- **Problem statement**
What follows is a block of records; restate each one word for word.

=-=-=

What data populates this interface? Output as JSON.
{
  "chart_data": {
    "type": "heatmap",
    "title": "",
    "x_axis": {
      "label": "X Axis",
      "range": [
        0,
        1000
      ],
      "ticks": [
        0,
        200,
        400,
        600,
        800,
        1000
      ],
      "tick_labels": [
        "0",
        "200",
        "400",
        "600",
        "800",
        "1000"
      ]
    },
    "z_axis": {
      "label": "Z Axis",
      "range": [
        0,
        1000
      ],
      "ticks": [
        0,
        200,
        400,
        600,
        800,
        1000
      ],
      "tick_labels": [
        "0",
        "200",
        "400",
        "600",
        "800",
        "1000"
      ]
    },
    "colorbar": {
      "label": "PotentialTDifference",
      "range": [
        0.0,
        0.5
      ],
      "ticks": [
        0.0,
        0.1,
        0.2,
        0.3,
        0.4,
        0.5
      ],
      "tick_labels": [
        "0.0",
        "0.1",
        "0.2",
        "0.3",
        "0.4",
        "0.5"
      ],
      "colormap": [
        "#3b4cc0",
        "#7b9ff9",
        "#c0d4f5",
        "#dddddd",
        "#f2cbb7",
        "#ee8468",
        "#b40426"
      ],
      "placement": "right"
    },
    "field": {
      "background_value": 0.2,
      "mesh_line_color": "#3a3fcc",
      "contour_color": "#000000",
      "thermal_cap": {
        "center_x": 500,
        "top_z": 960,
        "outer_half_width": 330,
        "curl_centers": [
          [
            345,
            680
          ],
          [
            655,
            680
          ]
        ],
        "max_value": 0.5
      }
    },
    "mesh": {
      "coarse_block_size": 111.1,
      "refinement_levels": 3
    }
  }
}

=-=-=

- **Answer for the task**
What data populates this interface? Output as JSON.
{
  "chart_data": {
    "type": "heatmap",
    "title": "",
    "x_axis": {
      "label": "X Axis",
      "range": [
        0,
        1000
      ],
      "ticks": [
        0,
        200,
        400,
        600,
        800,
        1000
      ],
      "tick_labels": [
        "0",
        "200",
        "400",
        "600",
        "800",
        "1000"
      ]
    },
    "z_axis": {
      "label": "Z Axis",
      "range": [
        0,
        1000
      ],
      "ticks": [
        0,
        200,
        400,
        600,
        800,
        1000
      ],
      "tick_labels": [
        "0",
        "200",
        "400",
        "600",
        "800",
        "1000"
      ]
    },
    "colorbar": {
      "label": "PotentialTDifference",
      "range": [
        0.0,
        0.5
      ],
      "ticks": [
        0.0,
        0.1,
        0.2,
        0.3,
        0.4,
        0.5
      ],
      "tick_labels": [
        "0.0",
        "0.1",
        "0.2",
        "0.3",
        "0.4",
        "0.5"
      ],
      "colormap": [
        "#3b4cc0",
        "#7b9ff9",
        "#c0d4f5",
        "#dddddd",
        "#f2cbb7",
        "#ee8468",
        "#b40426"
      ],
      "placement": "right"
    },
    "field": {
      "background_value": 0.2,
      "mesh_line_color": "#3a3fcc",
      "contour_color": "#000000",
      "thermal_cap": {
        "center_x": 500,
        "top_z": 960,
        "outer_half_width": 330,
        "curl_centers": [
          [
            345,
            680
          ],
          [
            655,
            680
          ]
        ],
        "max_value": 0.5
      }
    },
    "mesh": {
      "coarse_block_size": 111.1,
      "refinement_levels": 3
    }
  }
}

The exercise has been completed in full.